## Records to use

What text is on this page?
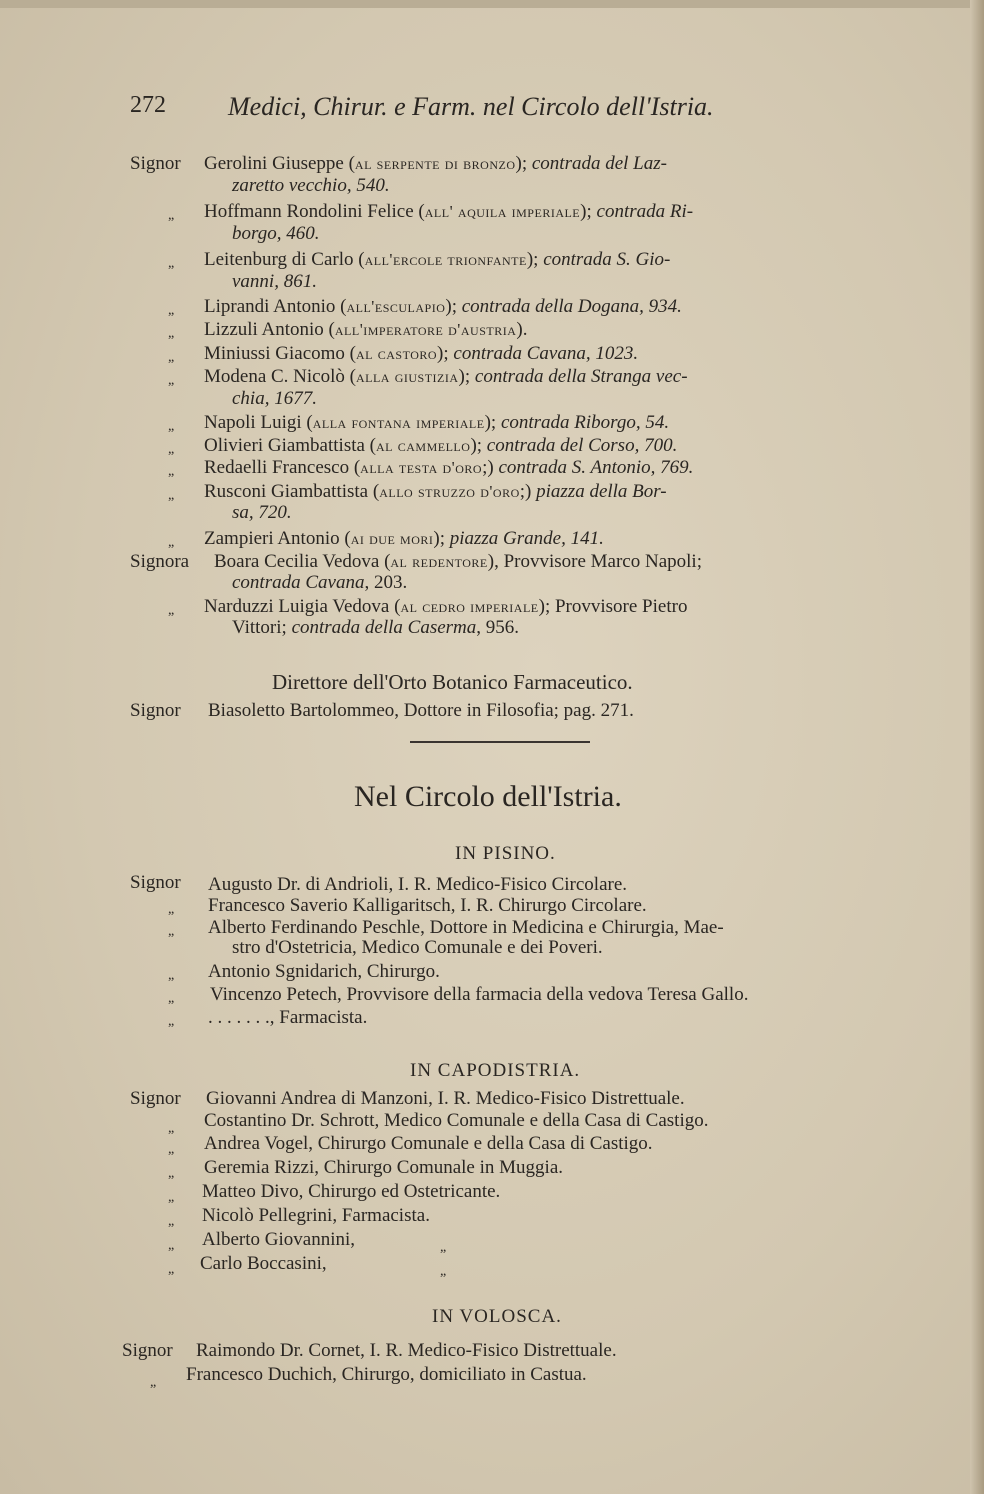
272 Medici, Chirur. e Farm. nel Circolo dell'Istria.
Signor Gerolini Giuseppe (al serpente di bronzo); contrada del Laz-
zaretto vecchio, 540.
„ Hoffmann Rondolini Felice (all' aquila imperiale); contrada Ri-
borgo, 460.
„ Leitenburg di Carlo (all'ercole trionfante); contrada S. Gio-
vanni, 861.
„ Liprandi Antonio (all'esculapio); contrada della Dogana, 934.
„ Lizzuli Antonio (all'imperatore d'austria).
„ Miniussi Giacomo (al castoro); contrada Cavana, 1023.
„ Modena C. Nicolò (alla giustizia); contrada della Stranga vec-
chia, 1677.
„ Napoli Luigi (alla fontana imperiale); contrada Riborgo, 54.
„ Olivieri Giambattista (al cammello); contrada del Corso, 700.
„ Redaelli Francesco (alla testa d'oro;) contrada S. Antonio, 769.
„ Rusconi Giambattista (allo struzzo d'oro;) piazza della Bor-
sa, 720.
„ Zampieri Antonio (ai due mori); piazza Grande, 141.
Signora Boara Cecilia Vedova (al redentore), Provvisore Marco Napoli;
contrada Cavana, 203.
„ Narduzzi Luigia Vedova (al cedro imperiale); Provvisore Pietro
Vittori; contrada della Caserma, 956.
Direttore dell'Orto Botanico Farmaceutico.
Signor Biasoletto Bartolommeo, Dottore in Filosofia; pag. 271.
Nel Circolo dell'Istria.
IN PISINO.
Signor Augusto Dr. di Andrioli, I. R. Medico-Fisico Circolare.
„ Francesco Saverio Kalligaritsch, I. R. Chirurgo Circolare.
„ Alberto Ferdinando Peschle, Dottore in Medicina e Chirurgia, Mae-
stro d'Ostetricia, Medico Comunale e dei Poveri.
„ Antonio Sgnidarich, Chirurgo.
„ Vincenzo Petech, Provvisore della farmacia della vedova Teresa Gallo.
„ . . . . . . ., Farmacista.
IN CAPODISTRIA.
Signor Giovanni Andrea di Manzoni, I. R. Medico-Fisico Distrettuale.
„ Costantino Dr. Schrott, Medico Comunale e della Casa di Castigo.
„ Andrea Vogel, Chirurgo Comunale e della Casa di Castigo.
„ Geremia Rizzi, Chirurgo Comunale in Muggia.
„ Matteo Divo, Chirurgo ed Ostetricante.
„ Nicolò Pellegrini, Farmacista.
„ Alberto Giovannini,	„
„ Carlo Boccasini,	„
IN VOLOSCA.
Signor Raimondo Dr. Cornet, I. R. Medico-Fisico Distrettuale.
„ Francesco Duchich, Chirurgo, domiciliato in Castua.
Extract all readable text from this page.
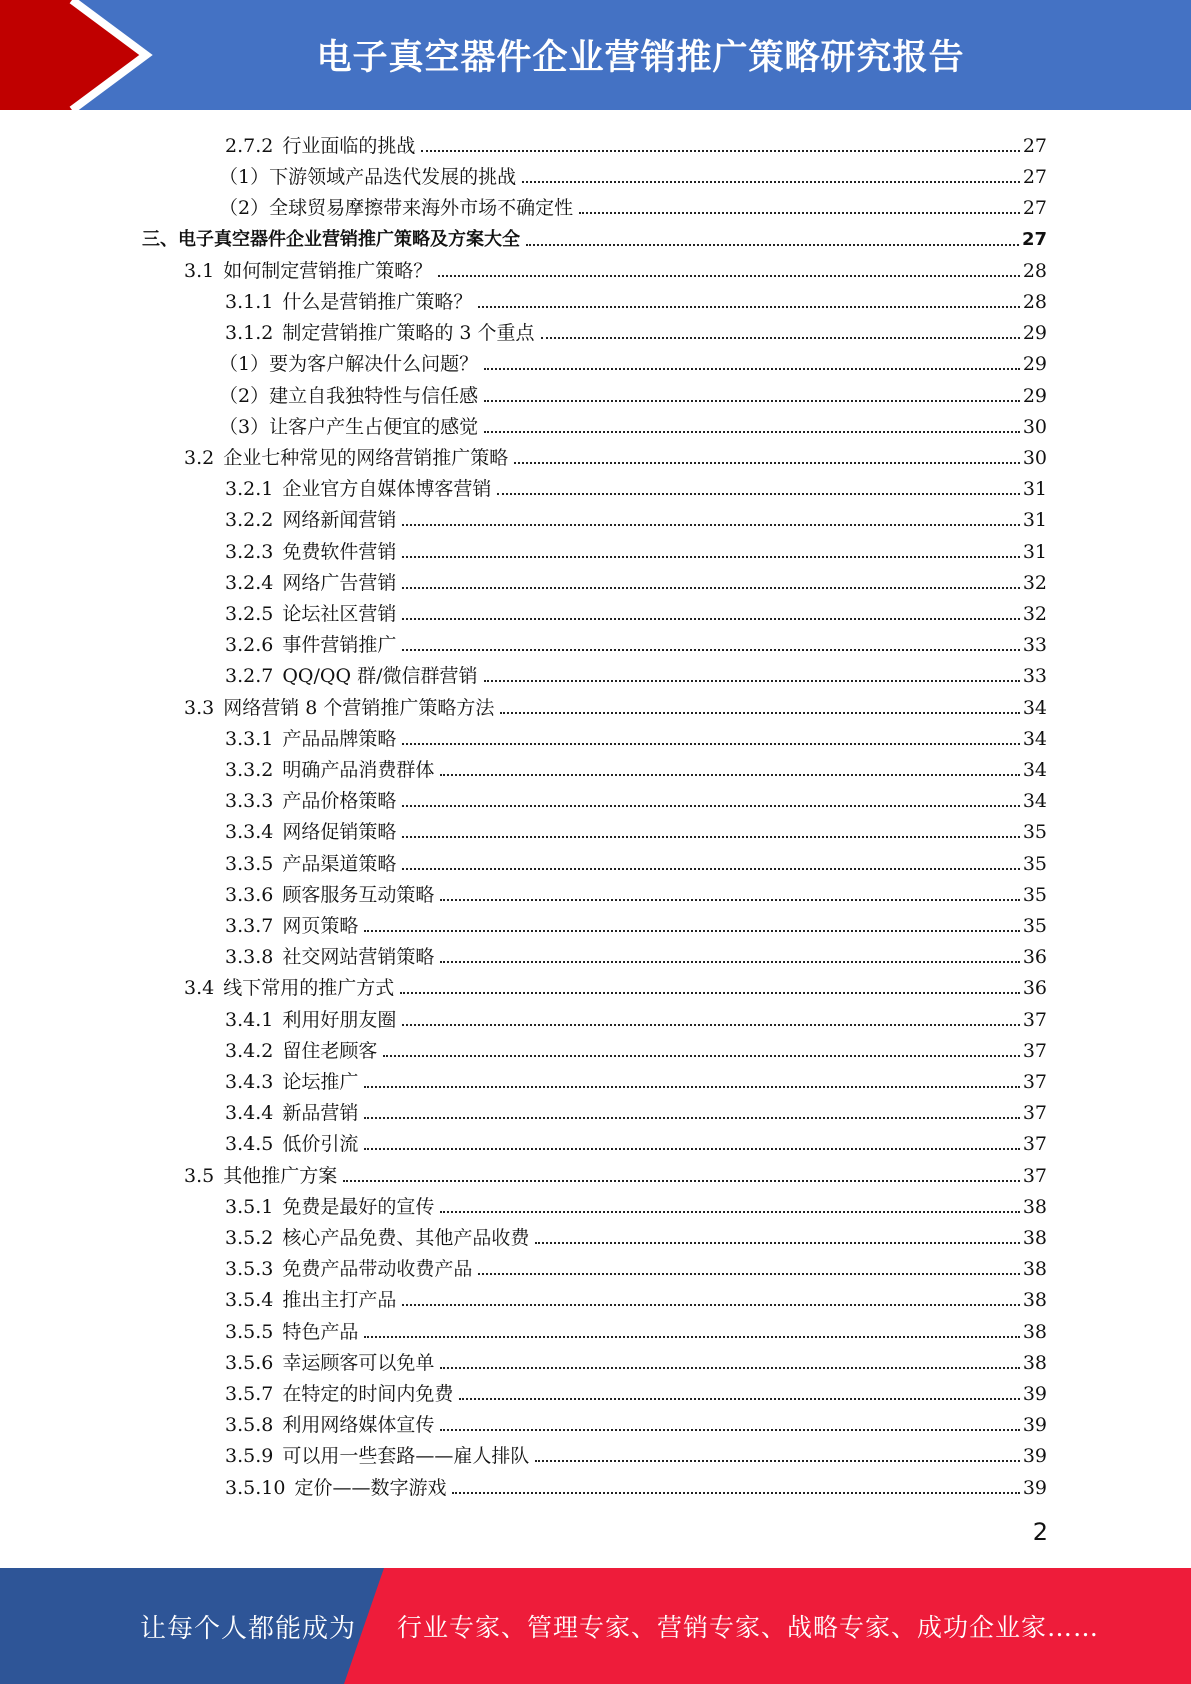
电子真空器件企业营销推广策略研究报告
2.7.2 行业面临的挑战	27
（1）下游领域产品迭代发展的挑战	27
（2）全球贸易摩擦带来海外市场不确定性	27
三、电子真空器件企业营销推广策略及方案大全	27
3.1 如何制定营销推广策略？	28
3.1.1 什么是营销推广策略？	28
3.1.2 制定营销推广策略的 3 个重点	29
（1）要为客户解决什么问题？	29
（2）建立自我独特性与信任感	29
（3）让客户产生占便宜的感觉	30
3.2 企业七种常见的网络营销推广策略	30
3.2.1 企业官方自媒体博客营销	31
3.2.2 网络新闻营销	31
3.2.3 免费软件营销	31
3.2.4 网络广告营销	32
3.2.5 论坛社区营销	32
3.2.6 事件营销推广	33
3.2.7 QQ/QQ 群/微信群营销	33
3.3 网络营销 8 个营销推广策略方法	34
3.3.1 产品品牌策略	34
3.3.2 明确产品消费群体	34
3.3.3 产品价格策略	34
3.3.4 网络促销策略	35
3.3.5 产品渠道策略	35
3.3.6 顾客服务互动策略	35
3.3.7 网页策略	35
3.3.8 社交网站营销策略	36
3.4 线下常用的推广方式	36
3.4.1 利用好朋友圈	37
3.4.2 留住老顾客	37
3.4.3 论坛推广	37
3.4.4 新品营销	37
3.4.5 低价引流	37
3.5 其他推广方案	37
3.5.1 免费是最好的宣传	38
3.5.2 核心产品免费、其他产品收费	38
3.5.3 免费产品带动收费产品	38
3.5.4 推出主打产品	38
3.5.5 特色产品	38
3.5.6 幸运顾客可以免单	38
3.5.7 在特定的时间内免费	39
3.5.8 利用网络媒体宣传	39
3.5.9 可以用一些套路——雇人排队	39
3.5.10 定价——数字游戏	39
2
让每个人都能成为 行业专家、管理专家、营销专家、战略专家、成功企业家……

## Exercise objective
Copy out every line in the entries above that holds "this".

## Final result
What text is on this page?
Extract all readable text from this page.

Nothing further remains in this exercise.